Extract and list every line that contains the word "Degree".

+--

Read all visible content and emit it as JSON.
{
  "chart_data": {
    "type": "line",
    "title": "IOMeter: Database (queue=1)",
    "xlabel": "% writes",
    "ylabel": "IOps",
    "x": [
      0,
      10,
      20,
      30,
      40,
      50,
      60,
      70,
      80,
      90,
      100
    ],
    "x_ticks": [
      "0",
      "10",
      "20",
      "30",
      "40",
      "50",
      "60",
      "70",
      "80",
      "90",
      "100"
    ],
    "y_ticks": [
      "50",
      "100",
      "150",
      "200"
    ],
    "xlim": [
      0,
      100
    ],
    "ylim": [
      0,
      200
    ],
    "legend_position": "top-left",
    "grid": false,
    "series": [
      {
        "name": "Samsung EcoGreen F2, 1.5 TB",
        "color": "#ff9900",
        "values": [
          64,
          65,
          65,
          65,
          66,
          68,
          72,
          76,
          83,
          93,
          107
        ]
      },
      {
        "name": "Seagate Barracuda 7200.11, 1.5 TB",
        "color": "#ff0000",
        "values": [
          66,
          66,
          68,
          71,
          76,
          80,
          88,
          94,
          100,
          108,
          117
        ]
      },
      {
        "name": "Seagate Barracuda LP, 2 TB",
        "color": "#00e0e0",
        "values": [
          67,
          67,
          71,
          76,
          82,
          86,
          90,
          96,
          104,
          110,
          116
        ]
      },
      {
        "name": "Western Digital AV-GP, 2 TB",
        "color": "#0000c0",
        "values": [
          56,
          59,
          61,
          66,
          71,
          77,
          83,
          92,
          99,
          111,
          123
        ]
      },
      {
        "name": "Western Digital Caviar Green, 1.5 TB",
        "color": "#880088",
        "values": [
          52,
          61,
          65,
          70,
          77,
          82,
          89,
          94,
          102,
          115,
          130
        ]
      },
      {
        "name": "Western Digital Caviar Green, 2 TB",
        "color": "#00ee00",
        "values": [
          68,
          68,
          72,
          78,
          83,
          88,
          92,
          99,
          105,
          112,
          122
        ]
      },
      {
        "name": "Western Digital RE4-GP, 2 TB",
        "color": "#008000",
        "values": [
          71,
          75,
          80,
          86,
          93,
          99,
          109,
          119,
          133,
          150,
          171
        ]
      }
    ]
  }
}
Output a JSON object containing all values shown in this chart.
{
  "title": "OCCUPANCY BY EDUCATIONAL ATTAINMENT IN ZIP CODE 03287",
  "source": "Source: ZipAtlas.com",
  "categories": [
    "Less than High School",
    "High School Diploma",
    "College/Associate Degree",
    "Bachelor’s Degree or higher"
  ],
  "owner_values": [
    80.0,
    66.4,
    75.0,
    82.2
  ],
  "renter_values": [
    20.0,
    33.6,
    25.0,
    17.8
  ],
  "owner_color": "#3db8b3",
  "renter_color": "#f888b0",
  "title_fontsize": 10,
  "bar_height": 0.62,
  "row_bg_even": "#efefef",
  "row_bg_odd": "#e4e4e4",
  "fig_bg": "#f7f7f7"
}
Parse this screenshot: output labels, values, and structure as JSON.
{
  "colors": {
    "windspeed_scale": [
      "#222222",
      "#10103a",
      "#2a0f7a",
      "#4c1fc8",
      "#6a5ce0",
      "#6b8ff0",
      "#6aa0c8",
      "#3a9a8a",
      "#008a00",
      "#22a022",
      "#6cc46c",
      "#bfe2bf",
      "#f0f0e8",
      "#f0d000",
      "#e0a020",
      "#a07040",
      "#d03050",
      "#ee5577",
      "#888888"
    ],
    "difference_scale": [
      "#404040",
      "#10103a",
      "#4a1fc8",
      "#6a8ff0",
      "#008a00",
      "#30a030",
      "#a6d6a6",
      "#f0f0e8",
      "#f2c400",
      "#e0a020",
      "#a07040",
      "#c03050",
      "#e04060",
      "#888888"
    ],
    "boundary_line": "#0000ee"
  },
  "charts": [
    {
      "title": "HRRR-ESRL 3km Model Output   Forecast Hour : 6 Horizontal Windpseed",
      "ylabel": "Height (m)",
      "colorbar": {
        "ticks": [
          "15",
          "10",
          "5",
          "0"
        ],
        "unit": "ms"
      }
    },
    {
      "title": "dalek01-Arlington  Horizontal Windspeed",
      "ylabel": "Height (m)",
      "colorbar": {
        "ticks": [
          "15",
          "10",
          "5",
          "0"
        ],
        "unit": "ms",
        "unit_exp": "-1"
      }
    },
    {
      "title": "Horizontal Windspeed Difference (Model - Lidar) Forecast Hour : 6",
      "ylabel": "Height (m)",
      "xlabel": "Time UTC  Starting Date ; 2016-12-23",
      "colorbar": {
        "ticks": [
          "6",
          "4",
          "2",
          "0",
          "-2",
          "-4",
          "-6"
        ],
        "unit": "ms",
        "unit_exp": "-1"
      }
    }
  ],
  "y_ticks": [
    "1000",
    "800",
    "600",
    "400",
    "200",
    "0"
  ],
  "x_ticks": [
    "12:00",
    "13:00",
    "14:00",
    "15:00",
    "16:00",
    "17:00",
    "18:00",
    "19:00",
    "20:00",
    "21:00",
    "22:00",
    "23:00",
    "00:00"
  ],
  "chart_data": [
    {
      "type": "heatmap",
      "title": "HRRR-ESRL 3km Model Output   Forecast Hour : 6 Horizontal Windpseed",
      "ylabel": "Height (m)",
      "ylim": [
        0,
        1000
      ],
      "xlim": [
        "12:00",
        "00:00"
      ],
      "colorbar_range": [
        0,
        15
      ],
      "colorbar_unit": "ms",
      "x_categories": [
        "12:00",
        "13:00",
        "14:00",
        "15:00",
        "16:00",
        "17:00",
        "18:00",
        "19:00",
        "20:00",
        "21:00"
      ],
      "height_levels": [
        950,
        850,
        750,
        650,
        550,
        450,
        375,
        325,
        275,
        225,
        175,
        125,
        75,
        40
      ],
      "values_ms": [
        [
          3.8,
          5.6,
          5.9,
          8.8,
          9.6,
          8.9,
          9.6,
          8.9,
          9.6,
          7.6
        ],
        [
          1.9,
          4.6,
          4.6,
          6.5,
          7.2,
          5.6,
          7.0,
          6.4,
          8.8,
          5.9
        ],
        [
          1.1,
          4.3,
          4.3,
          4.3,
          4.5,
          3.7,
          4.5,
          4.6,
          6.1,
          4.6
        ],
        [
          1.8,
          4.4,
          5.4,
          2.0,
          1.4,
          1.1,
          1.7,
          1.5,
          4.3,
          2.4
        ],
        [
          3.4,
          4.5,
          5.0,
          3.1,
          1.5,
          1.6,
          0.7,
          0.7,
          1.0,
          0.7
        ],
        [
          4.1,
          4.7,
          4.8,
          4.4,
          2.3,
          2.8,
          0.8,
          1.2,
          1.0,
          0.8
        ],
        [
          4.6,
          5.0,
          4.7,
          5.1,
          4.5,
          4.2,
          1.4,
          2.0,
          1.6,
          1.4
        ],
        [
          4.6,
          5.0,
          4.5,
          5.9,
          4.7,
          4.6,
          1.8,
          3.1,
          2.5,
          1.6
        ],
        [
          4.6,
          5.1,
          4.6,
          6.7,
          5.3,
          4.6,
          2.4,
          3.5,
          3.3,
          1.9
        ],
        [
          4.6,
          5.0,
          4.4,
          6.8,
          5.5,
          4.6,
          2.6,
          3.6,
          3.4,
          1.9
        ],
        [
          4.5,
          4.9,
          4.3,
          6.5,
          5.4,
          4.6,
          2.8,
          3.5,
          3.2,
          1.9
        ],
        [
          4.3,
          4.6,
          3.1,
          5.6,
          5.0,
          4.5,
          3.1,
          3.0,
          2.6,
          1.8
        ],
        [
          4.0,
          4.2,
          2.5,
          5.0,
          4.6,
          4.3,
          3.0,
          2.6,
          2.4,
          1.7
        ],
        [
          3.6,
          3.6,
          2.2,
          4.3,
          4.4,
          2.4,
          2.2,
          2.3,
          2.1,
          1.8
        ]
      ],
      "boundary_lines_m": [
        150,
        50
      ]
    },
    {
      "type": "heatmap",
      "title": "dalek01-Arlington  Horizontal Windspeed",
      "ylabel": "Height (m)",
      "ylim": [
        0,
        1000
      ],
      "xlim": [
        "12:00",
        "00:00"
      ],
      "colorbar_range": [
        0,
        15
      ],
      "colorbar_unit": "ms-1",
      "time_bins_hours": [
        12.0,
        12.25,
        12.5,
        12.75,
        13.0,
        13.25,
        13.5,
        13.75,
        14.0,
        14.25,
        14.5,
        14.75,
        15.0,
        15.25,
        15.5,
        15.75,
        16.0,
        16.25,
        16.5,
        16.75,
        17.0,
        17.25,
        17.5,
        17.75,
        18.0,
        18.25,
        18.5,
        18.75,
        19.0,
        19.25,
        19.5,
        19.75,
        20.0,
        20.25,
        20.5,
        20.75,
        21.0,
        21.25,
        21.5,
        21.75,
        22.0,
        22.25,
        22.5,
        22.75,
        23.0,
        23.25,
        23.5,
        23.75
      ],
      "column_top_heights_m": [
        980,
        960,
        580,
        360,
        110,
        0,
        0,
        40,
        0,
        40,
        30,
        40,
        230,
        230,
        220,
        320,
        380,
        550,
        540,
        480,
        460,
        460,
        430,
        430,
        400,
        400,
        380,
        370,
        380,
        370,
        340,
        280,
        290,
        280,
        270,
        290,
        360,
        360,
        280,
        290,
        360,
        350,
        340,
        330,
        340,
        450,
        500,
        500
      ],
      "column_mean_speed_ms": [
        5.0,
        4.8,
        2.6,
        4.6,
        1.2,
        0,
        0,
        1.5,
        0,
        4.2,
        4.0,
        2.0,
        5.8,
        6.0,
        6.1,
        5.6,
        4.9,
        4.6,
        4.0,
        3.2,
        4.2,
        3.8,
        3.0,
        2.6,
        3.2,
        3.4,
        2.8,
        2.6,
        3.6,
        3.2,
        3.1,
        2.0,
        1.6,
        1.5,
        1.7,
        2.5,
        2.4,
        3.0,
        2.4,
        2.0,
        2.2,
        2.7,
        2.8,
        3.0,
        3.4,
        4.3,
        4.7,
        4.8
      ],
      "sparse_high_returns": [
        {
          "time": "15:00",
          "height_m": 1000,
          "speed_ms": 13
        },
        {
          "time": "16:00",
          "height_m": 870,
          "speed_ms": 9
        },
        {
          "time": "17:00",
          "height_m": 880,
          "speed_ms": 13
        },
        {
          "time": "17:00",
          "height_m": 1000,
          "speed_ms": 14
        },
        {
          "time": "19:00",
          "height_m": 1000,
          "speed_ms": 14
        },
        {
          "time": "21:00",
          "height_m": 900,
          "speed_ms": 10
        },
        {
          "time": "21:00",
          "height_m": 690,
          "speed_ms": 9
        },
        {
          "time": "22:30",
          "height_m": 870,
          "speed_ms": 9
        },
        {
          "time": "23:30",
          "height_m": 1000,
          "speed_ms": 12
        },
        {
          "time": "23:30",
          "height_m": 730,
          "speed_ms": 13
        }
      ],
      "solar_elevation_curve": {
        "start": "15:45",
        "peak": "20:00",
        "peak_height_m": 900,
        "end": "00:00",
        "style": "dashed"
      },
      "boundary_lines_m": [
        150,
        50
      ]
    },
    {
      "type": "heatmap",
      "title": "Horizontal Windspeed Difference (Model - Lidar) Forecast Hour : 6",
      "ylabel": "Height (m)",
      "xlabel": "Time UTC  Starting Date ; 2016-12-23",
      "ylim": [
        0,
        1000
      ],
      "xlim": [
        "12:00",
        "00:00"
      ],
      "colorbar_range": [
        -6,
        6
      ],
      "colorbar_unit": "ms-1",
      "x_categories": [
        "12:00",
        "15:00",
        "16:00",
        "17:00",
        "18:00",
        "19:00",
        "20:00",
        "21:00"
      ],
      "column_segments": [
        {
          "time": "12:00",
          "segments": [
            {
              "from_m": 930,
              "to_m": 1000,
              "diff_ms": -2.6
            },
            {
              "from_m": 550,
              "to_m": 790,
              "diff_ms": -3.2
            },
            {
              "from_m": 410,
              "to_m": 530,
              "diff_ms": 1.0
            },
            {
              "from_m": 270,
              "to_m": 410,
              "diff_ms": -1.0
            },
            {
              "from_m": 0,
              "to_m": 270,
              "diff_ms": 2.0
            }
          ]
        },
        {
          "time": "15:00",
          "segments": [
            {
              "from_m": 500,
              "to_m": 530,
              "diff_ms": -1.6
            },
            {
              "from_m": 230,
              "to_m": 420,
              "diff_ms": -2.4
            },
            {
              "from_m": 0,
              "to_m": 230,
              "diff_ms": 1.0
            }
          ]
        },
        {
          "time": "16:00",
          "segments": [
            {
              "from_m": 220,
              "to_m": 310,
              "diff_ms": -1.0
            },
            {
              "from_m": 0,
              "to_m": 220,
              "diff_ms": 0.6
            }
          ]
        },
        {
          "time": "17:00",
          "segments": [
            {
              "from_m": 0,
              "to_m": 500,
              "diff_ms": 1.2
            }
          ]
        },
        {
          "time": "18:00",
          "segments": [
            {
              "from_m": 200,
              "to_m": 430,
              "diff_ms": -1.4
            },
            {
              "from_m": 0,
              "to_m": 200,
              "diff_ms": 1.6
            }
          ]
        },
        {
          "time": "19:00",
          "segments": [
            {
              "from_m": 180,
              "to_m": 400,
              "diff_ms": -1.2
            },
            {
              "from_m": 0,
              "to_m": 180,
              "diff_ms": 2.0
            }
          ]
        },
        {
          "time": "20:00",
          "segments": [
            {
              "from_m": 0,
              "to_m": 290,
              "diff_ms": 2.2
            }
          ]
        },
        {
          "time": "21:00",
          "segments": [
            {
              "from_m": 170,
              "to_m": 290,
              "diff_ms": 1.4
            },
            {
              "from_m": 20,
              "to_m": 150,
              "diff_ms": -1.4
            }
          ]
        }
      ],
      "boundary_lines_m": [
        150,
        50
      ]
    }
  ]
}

+--

-- WRITTEN REPLY --
    "College/Associate Degree",
    "Bachelor’s Degree or higher"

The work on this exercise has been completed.